_EXERCISE OBJECTIVE_
Copy the data exactly as it appears, and do not include any pictures.

_DATA EXCERPTS_
--- Begin ---

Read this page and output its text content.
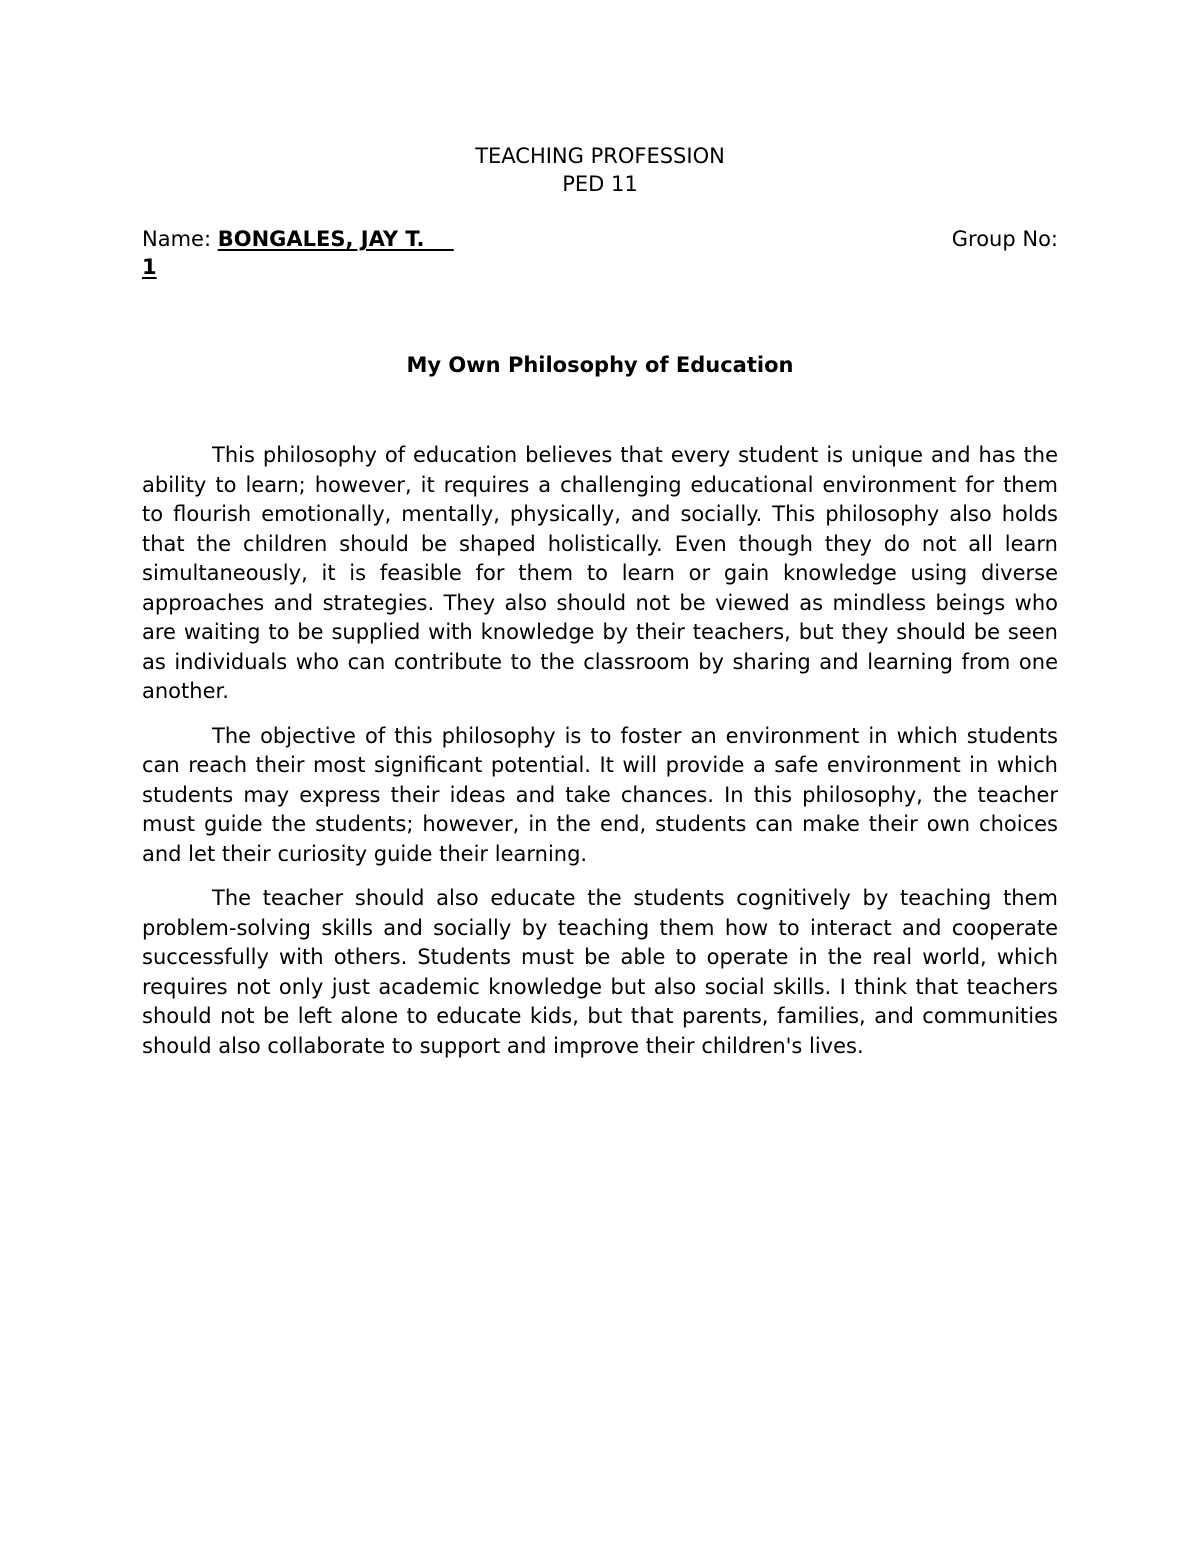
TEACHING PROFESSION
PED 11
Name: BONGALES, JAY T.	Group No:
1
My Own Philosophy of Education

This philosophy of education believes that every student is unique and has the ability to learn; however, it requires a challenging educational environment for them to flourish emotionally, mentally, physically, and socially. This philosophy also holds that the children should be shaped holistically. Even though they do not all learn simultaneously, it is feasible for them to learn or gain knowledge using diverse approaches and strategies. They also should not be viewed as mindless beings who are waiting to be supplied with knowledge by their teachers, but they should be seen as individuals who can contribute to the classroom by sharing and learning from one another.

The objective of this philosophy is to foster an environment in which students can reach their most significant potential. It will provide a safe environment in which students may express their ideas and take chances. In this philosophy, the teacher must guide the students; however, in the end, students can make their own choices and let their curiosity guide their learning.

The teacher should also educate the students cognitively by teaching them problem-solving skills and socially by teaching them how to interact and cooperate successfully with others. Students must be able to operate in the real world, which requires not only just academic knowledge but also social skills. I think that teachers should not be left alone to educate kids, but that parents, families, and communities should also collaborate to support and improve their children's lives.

--- End ---

_SOLUTION TO THIS PROBLEM_
Read this page and output its text content.
TEACHING PROFESSION
PED 11
Name: BONGALES, JAY T.	Group No:
1
My Own Philosophy of Education

This philosophy of education believes that every student is unique and has the ability to learn; however, it requires a challenging educational environment for them to flourish emotionally, mentally, physically, and socially. This philosophy also holds that the children should be shaped holistically. Even though they do not all learn simultaneously, it is feasible for them to learn or gain knowledge using diverse approaches and strategies. They also should not be viewed as mindless beings who are waiting to be supplied with knowledge by their teachers, but they should be seen as individuals who can contribute to the classroom by sharing and learning from one another.

The objective of this philosophy is to foster an environment in which students can reach their most significant potential. It will provide a safe environment in which students may express their ideas and take chances. In this philosophy, the teacher must guide the students; however, in the end, students can make their own choices and let their curiosity guide their learning.

The teacher should also educate the students cognitively by teaching them problem-solving skills and socially by teaching them how to interact and cooperate successfully with others. Students must be able to operate in the real world, which requires not only just academic knowledge but also social skills. I think that teachers should not be left alone to educate kids, but that parents, families, and communities should also collaborate to support and improve their children's lives.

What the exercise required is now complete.